>> begin INFORMATION GIVEN

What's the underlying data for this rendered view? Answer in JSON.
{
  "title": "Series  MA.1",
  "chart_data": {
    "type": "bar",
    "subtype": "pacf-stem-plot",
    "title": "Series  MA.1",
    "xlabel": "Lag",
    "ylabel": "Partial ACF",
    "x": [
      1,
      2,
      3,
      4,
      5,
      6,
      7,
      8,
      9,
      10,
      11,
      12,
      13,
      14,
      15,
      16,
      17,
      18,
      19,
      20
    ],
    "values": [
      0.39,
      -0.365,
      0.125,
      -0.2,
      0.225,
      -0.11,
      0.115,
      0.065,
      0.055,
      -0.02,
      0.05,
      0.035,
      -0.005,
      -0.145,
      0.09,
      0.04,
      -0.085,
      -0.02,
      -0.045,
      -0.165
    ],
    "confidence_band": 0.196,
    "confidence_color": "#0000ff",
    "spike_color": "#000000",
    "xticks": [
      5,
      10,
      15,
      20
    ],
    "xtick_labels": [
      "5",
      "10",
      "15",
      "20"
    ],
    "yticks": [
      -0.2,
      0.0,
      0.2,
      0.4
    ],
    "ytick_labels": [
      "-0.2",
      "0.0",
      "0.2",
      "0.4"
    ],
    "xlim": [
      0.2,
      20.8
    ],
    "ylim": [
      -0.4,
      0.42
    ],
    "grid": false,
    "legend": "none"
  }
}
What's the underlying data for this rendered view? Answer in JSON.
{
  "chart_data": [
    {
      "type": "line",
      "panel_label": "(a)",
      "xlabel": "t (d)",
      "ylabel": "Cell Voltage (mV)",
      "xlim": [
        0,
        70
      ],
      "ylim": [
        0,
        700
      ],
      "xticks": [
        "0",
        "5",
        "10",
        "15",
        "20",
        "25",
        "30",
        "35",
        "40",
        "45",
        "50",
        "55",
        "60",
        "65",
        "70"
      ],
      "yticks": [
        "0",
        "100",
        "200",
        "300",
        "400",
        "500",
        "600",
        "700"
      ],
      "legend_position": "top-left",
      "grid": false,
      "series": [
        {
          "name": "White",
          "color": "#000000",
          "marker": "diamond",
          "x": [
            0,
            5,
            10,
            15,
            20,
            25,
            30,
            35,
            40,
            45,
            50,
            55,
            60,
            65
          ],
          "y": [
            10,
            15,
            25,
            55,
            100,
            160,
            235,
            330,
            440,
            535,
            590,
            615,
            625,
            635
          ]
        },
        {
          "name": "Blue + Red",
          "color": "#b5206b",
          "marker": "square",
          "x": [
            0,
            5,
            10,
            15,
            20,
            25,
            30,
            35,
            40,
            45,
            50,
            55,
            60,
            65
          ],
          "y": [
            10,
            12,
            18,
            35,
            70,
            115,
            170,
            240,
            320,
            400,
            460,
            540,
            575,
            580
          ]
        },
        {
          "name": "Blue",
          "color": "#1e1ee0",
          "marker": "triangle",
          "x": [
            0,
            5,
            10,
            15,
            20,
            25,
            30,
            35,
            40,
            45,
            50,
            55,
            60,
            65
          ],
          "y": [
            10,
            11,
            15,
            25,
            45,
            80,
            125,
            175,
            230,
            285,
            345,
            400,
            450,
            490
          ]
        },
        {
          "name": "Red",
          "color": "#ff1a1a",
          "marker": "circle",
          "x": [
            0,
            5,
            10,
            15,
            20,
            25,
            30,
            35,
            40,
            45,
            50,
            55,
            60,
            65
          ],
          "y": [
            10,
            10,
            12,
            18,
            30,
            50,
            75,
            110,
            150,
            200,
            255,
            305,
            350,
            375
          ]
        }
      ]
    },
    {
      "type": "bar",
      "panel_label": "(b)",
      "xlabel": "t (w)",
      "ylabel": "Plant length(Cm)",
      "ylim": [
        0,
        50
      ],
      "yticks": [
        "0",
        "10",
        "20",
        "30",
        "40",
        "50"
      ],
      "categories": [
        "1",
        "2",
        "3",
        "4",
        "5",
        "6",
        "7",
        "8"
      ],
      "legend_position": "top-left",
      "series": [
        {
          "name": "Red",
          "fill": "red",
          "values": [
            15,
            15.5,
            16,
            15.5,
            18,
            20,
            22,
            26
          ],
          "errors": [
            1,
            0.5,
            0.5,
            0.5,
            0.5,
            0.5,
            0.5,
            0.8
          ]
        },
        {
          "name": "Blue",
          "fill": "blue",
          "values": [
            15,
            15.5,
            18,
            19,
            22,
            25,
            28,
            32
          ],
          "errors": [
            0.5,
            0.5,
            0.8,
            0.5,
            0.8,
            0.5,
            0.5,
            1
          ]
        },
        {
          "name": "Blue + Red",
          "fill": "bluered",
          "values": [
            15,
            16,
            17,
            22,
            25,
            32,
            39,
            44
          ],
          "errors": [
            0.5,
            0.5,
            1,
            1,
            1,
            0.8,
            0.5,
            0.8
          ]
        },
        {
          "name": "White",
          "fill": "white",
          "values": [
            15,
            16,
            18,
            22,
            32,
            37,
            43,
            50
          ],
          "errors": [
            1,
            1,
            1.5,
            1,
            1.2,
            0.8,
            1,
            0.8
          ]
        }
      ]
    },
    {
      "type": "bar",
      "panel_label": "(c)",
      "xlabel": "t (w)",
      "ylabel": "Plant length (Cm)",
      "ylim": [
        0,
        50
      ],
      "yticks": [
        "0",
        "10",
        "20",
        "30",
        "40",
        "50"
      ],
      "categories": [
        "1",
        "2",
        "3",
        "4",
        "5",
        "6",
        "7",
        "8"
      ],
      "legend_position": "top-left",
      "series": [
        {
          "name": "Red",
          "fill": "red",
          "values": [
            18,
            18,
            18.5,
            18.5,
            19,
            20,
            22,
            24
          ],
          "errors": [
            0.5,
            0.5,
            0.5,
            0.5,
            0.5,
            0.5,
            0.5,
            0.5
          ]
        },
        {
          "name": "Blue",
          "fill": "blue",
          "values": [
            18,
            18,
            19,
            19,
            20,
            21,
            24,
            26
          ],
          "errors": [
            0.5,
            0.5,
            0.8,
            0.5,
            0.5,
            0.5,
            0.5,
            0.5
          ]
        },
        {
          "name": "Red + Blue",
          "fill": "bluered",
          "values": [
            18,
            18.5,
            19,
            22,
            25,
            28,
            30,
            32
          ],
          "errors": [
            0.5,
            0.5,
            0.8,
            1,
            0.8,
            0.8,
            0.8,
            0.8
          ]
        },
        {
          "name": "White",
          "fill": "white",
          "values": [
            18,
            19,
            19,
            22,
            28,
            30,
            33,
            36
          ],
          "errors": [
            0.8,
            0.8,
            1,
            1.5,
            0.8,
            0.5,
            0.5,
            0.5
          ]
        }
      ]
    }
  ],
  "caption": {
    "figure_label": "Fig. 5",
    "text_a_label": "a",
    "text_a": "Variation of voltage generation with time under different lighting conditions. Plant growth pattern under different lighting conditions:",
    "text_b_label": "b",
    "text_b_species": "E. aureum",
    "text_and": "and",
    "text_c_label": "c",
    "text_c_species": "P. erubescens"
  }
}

>> end INFORMATION GIVEN

▶ **PROMPT**: Output the records verbatim, from the first line to the last.

▶ **TASK RESPONSE**:
What's the underlying data for this rendered view? Answer in JSON.
{
  "title": "Series  MA.1",
  "chart_data": {
    "type": "bar",
    "subtype": "pacf-stem-plot",
    "title": "Series  MA.1",
    "xlabel": "Lag",
    "ylabel": "Partial ACF",
    "x": [
      1,
      2,
      3,
      4,
      5,
      6,
      7,
      8,
      9,
      10,
      11,
      12,
      13,
      14,
      15,
      16,
      17,
      18,
      19,
      20
    ],
    "values": [
      0.39,
      -0.365,
      0.125,
      -0.2,
      0.225,
      -0.11,
      0.115,
      0.065,
      0.055,
      -0.02,
      0.05,
      0.035,
      -0.005,
      -0.145,
      0.09,
      0.04,
      -0.085,
      -0.02,
      -0.045,
      -0.165
    ],
    "confidence_band": 0.196,
    "confidence_color": "#0000ff",
    "spike_color": "#000000",
    "xticks": [
      5,
      10,
      15,
      20
    ],
    "xtick_labels": [
      "5",
      "10",
      "15",
      "20"
    ],
    "yticks": [
      -0.2,
      0.0,
      0.2,
      0.4
    ],
    "ytick_labels": [
      "-0.2",
      "0.0",
      "0.2",
      "0.4"
    ],
    "xlim": [
      0.2,
      20.8
    ],
    "ylim": [
      -0.4,
      0.42
    ],
    "grid": false,
    "legend": "none"
  }
}
What's the underlying data for this rendered view? Answer in JSON.
{
  "chart_data": [
    {
      "type": "line",
      "panel_label": "(a)",
      "xlabel": "t (d)",
      "ylabel": "Cell Voltage (mV)",
      "xlim": [
        0,
        70
      ],
      "ylim": [
        0,
        700
      ],
      "xticks": [
        "0",
        "5",
        "10",
        "15",
        "20",
        "25",
        "30",
        "35",
        "40",
        "45",
        "50",
        "55",
        "60",
        "65",
        "70"
      ],
      "yticks": [
        "0",
        "100",
        "200",
        "300",
        "400",
        "500",
        "600",
        "700"
      ],
      "legend_position": "top-left",
      "grid": false,
      "series": [
        {
          "name": "White",
          "color": "#000000",
          "marker": "diamond",
          "x": [
            0,
            5,
            10,
            15,
            20,
            25,
            30,
            35,
            40,
            45,
            50,
            55,
            60,
            65
          ],
          "y": [
            10,
            15,
            25,
            55,
            100,
            160,
            235,
            330,
            440,
            535,
            590,
            615,
            625,
            635
          ]
        },
        {
          "name": "Blue + Red",
          "color": "#b5206b",
          "marker": "square",
          "x": [
            0,
            5,
            10,
            15,
            20,
            25,
            30,
            35,
            40,
            45,
            50,
            55,
            60,
            65
          ],
          "y": [
            10,
            12,
            18,
            35,
            70,
            115,
            170,
            240,
            320,
            400,
            460,
            540,
            575,
            580
          ]
        },
        {
          "name": "Blue",
          "color": "#1e1ee0",
          "marker": "triangle",
          "x": [
            0,
            5,
            10,
            15,
            20,
            25,
            30,
            35,
            40,
            45,
            50,
            55,
            60,
            65
          ],
          "y": [
            10,
            11,
            15,
            25,
            45,
            80,
            125,
            175,
            230,
            285,
            345,
            400,
            450,
            490
          ]
        },
        {
          "name": "Red",
          "color": "#ff1a1a",
          "marker": "circle",
          "x": [
            0,
            5,
            10,
            15,
            20,
            25,
            30,
            35,
            40,
            45,
            50,
            55,
            60,
            65
          ],
          "y": [
            10,
            10,
            12,
            18,
            30,
            50,
            75,
            110,
            150,
            200,
            255,
            305,
            350,
            375
          ]
        }
      ]
    },
    {
      "type": "bar",
      "panel_label": "(b)",
      "xlabel": "t (w)",
      "ylabel": "Plant length(Cm)",
      "ylim": [
        0,
        50
      ],
      "yticks": [
        "0",
        "10",
        "20",
        "30",
        "40",
        "50"
      ],
      "categories": [
        "1",
        "2",
        "3",
        "4",
        "5",
        "6",
        "7",
        "8"
      ],
      "legend_position": "top-left",
      "series": [
        {
          "name": "Red",
          "fill": "red",
          "values": [
            15,
            15.5,
            16,
            15.5,
            18,
            20,
            22,
            26
          ],
          "errors": [
            1,
            0.5,
            0.5,
            0.5,
            0.5,
            0.5,
            0.5,
            0.8
          ]
        },
        {
          "name": "Blue",
          "fill": "blue",
          "values": [
            15,
            15.5,
            18,
            19,
            22,
            25,
            28,
            32
          ],
          "errors": [
            0.5,
            0.5,
            0.8,
            0.5,
            0.8,
            0.5,
            0.5,
            1
          ]
        },
        {
          "name": "Blue + Red",
          "fill": "bluered",
          "values": [
            15,
            16,
            17,
            22,
            25,
            32,
            39,
            44
          ],
          "errors": [
            0.5,
            0.5,
            1,
            1,
            1,
            0.8,
            0.5,
            0.8
          ]
        },
        {
          "name": "White",
          "fill": "white",
          "values": [
            15,
            16,
            18,
            22,
            32,
            37,
            43,
            50
          ],
          "errors": [
            1,
            1,
            1.5,
            1,
            1.2,
            0.8,
            1,
            0.8
          ]
        }
      ]
    },
    {
      "type": "bar",
      "panel_label": "(c)",
      "xlabel": "t (w)",
      "ylabel": "Plant length (Cm)",
      "ylim": [
        0,
        50
      ],
      "yticks": [
        "0",
        "10",
        "20",
        "30",
        "40",
        "50"
      ],
      "categories": [
        "1",
        "2",
        "3",
        "4",
        "5",
        "6",
        "7",
        "8"
      ],
      "legend_position": "top-left",
      "series": [
        {
          "name": "Red",
          "fill": "red",
          "values": [
            18,
            18,
            18.5,
            18.5,
            19,
            20,
            22,
            24
          ],
          "errors": [
            0.5,
            0.5,
            0.5,
            0.5,
            0.5,
            0.5,
            0.5,
            0.5
          ]
        },
        {
          "name": "Blue",
          "fill": "blue",
          "values": [
            18,
            18,
            19,
            19,
            20,
            21,
            24,
            26
          ],
          "errors": [
            0.5,
            0.5,
            0.8,
            0.5,
            0.5,
            0.5,
            0.5,
            0.5
          ]
        },
        {
          "name": "Red + Blue",
          "fill": "bluered",
          "values": [
            18,
            18.5,
            19,
            22,
            25,
            28,
            30,
            32
          ],
          "errors": [
            0.5,
            0.5,
            0.8,
            1,
            0.8,
            0.8,
            0.8,
            0.8
          ]
        },
        {
          "name": "White",
          "fill": "white",
          "values": [
            18,
            19,
            19,
            22,
            28,
            30,
            33,
            36
          ],
          "errors": [
            0.8,
            0.8,
            1,
            1.5,
            0.8,
            0.5,
            0.5,
            0.5
          ]
        }
      ]
    }
  ],
  "caption": {
    "figure_label": "Fig. 5",
    "text_a_label": "a",
    "text_a": "Variation of voltage generation with time under different lighting conditions. Plant growth pattern under different lighting conditions:",
    "text_b_label": "b",
    "text_b_species": "E. aureum",
    "text_and": "and",
    "text_c_label": "c",
    "text_c_species": "P. erubescens"
  }
}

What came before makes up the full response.